_The exercise_. Locate the line containing "Convert this document image to plain text.", then please write out that line and all the lines below it in the entries exactly.

_Raw data_.
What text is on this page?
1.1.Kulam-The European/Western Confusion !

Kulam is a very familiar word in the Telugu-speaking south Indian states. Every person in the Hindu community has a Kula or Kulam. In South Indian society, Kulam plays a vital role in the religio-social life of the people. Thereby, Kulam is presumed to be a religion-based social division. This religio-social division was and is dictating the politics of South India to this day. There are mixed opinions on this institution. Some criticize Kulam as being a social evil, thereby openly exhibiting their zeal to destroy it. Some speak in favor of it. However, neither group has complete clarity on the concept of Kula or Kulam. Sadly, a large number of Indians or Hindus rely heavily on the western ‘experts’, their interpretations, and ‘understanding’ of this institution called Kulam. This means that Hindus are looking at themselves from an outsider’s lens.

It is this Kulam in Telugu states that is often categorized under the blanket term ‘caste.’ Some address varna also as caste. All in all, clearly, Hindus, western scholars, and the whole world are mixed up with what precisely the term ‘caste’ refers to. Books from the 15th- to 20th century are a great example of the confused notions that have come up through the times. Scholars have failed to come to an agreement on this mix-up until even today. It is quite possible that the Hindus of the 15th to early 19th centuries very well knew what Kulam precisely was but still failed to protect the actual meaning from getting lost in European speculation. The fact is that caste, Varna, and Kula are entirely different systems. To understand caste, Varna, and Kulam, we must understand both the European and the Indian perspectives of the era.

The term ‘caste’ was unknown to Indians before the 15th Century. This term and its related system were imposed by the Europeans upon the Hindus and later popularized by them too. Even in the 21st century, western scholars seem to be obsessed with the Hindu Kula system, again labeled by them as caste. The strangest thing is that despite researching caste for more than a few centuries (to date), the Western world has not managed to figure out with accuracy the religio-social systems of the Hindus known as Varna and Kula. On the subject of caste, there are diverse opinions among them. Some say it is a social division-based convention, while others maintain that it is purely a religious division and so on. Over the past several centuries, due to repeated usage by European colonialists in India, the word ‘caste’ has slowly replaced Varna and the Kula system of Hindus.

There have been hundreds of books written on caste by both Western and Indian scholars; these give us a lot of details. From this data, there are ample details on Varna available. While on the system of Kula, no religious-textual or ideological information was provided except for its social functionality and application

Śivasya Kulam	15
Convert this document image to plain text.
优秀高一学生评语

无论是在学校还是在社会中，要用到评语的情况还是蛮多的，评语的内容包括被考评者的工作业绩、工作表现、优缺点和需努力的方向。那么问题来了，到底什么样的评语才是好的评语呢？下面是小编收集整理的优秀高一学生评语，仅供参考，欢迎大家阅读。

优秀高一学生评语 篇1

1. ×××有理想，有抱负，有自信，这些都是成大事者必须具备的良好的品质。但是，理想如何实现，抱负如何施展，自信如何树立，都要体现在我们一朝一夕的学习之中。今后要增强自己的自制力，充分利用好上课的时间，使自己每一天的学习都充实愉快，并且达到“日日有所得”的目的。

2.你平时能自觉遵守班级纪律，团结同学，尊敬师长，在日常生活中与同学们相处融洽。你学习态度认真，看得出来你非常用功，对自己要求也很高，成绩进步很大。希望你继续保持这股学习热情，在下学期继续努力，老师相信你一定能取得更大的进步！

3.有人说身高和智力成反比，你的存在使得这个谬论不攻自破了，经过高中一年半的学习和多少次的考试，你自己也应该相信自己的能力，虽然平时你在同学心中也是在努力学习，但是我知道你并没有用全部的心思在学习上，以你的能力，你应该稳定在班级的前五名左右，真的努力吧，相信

_Answer_.
Convert this document image to plain text.
优秀高一学生评语

无论是在学校还是在社会中，要用到评语的情况还是蛮多的，评语的内容包括被考评者的工作业绩、工作表现、优缺点和需努力的方向。那么问题来了，到底什么样的评语才是好的评语呢？下面是小编收集整理的优秀高一学生评语，仅供参考，欢迎大家阅读。

优秀高一学生评语 篇1

1. ×××有理想，有抱负，有自信，这些都是成大事者必须具备的良好的品质。但是，理想如何实现，抱负如何施展，自信如何树立，都要体现在我们一朝一夕的学习之中。今后要增强自己的自制力，充分利用好上课的时间，使自己每一天的学习都充实愉快，并且达到“日日有所得”的目的。

2.你平时能自觉遵守班级纪律，团结同学，尊敬师长，在日常生活中与同学们相处融洽。你学习态度认真，看得出来你非常用功，对自己要求也很高，成绩进步很大。希望你继续保持这股学习热情，在下学期继续努力，老师相信你一定能取得更大的进步！

3.有人说身高和智力成反比，你的存在使得这个谬论不攻自破了，经过高中一年半的学习和多少次的考试，你自己也应该相信自己的能力，虽然平时你在同学心中也是在努力学习，但是我知道你并没有用全部的心思在学习上，以你的能力，你应该稳定在班级的前五名左右，真的努力吧，相信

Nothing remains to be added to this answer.